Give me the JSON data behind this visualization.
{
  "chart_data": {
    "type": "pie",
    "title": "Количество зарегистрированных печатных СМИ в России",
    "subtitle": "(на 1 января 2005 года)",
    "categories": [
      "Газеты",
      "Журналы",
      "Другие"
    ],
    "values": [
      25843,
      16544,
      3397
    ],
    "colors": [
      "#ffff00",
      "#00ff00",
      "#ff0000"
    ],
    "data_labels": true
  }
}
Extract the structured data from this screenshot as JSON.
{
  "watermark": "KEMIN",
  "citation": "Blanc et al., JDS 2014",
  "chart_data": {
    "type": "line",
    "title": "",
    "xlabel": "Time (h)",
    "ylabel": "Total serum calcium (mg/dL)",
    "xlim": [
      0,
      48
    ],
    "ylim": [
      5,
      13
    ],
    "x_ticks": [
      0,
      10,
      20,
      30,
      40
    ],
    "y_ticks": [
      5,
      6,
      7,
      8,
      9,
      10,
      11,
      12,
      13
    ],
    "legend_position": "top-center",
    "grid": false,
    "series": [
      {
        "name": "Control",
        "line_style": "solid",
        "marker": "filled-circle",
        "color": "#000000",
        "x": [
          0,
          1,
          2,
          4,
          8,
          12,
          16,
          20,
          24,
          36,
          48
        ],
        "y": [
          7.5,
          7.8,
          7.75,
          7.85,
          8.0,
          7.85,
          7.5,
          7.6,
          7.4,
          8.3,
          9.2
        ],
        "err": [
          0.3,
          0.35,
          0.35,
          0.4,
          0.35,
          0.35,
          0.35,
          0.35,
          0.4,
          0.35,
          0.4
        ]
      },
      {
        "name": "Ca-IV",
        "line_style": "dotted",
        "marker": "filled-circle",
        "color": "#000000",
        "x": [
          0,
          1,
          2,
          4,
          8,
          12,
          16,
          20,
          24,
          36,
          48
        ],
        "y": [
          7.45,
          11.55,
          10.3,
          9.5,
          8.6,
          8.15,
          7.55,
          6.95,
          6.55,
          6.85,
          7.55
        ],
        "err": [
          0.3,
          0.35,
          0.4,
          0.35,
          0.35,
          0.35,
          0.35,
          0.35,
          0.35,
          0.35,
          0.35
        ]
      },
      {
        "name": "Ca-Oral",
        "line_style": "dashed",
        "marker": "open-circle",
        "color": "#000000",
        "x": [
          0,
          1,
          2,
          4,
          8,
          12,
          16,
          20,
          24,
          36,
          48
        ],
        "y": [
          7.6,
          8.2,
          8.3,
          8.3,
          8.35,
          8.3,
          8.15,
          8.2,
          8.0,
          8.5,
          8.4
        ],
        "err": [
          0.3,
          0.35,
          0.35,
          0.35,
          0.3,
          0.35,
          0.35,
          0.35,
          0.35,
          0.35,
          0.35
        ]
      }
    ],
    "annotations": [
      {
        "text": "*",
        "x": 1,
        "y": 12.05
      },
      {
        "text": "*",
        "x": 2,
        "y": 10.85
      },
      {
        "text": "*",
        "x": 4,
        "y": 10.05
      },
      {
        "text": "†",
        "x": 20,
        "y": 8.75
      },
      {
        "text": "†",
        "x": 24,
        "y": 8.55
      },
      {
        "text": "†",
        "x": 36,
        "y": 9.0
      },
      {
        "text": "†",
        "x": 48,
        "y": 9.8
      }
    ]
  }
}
####################
=== What the exercise asks ===
Reproduce all of the data exactly as given.

=== Result of the exercise ===
Give me the JSON data behind this visualization.
{
  "chart_data": {
    "type": "pie",
    "title": "Количество зарегистрированных печатных СМИ в России",
    "subtitle": "(на 1 января 2005 года)",
    "categories": [
      "Газеты",
      "Журналы",
      "Другие"
    ],
    "values": [
      25843,
      16544,
      3397
    ],
    "colors": [
      "#ffff00",
      "#00ff00",
      "#ff0000"
    ],
    "data_labels": true
  }
}
Extract the structured data from this screenshot as JSON.
{
  "watermark": "KEMIN",
  "citation": "Blanc et al., JDS 2014",
  "chart_data": {
    "type": "line",
    "title": "",
    "xlabel": "Time (h)",
    "ylabel": "Total serum calcium (mg/dL)",
    "xlim": [
      0,
      48
    ],
    "ylim": [
      5,
      13
    ],
    "x_ticks": [
      0,
      10,
      20,
      30,
      40
    ],
    "y_ticks": [
      5,
      6,
      7,
      8,
      9,
      10,
      11,
      12,
      13
    ],
    "legend_position": "top-center",
    "grid": false,
    "series": [
      {
        "name": "Control",
        "line_style": "solid",
        "marker": "filled-circle",
        "color": "#000000",
        "x": [
          0,
          1,
          2,
          4,
          8,
          12,
          16,
          20,
          24,
          36,
          48
        ],
        "y": [
          7.5,
          7.8,
          7.75,
          7.85,
          8.0,
          7.85,
          7.5,
          7.6,
          7.4,
          8.3,
          9.2
        ],
        "err": [
          0.3,
          0.35,
          0.35,
          0.4,
          0.35,
          0.35,
          0.35,
          0.35,
          0.4,
          0.35,
          0.4
        ]
      },
      {
        "name": "Ca-IV",
        "line_style": "dotted",
        "marker": "filled-circle",
        "color": "#000000",
        "x": [
          0,
          1,
          2,
          4,
          8,
          12,
          16,
          20,
          24,
          36,
          48
        ],
        "y": [
          7.45,
          11.55,
          10.3,
          9.5,
          8.6,
          8.15,
          7.55,
          6.95,
          6.55,
          6.85,
          7.55
        ],
        "err": [
          0.3,
          0.35,
          0.4,
          0.35,
          0.35,
          0.35,
          0.35,
          0.35,
          0.35,
          0.35,
          0.35
        ]
      },
      {
        "name": "Ca-Oral",
        "line_style": "dashed",
        "marker": "open-circle",
        "color": "#000000",
        "x": [
          0,
          1,
          2,
          4,
          8,
          12,
          16,
          20,
          24,
          36,
          48
        ],
        "y": [
          7.6,
          8.2,
          8.3,
          8.3,
          8.35,
          8.3,
          8.15,
          8.2,
          8.0,
          8.5,
          8.4
        ],
        "err": [
          0.3,
          0.35,
          0.35,
          0.35,
          0.3,
          0.35,
          0.35,
          0.35,
          0.35,
          0.35,
          0.35
        ]
      }
    ],
    "annotations": [
      {
        "text": "*",
        "x": 1,
        "y": 12.05
      },
      {
        "text": "*",
        "x": 2,
        "y": 10.85
      },
      {
        "text": "*",
        "x": 4,
        "y": 10.05
      },
      {
        "text": "†",
        "x": 20,
        "y": 8.75
      },
      {
        "text": "†",
        "x": 24,
        "y": 8.55
      },
      {
        "text": "†",
        "x": 36,
        "y": 9.0
      },
      {
        "text": "†",
        "x": 48,
        "y": 9.8
      }
    ]
  }
}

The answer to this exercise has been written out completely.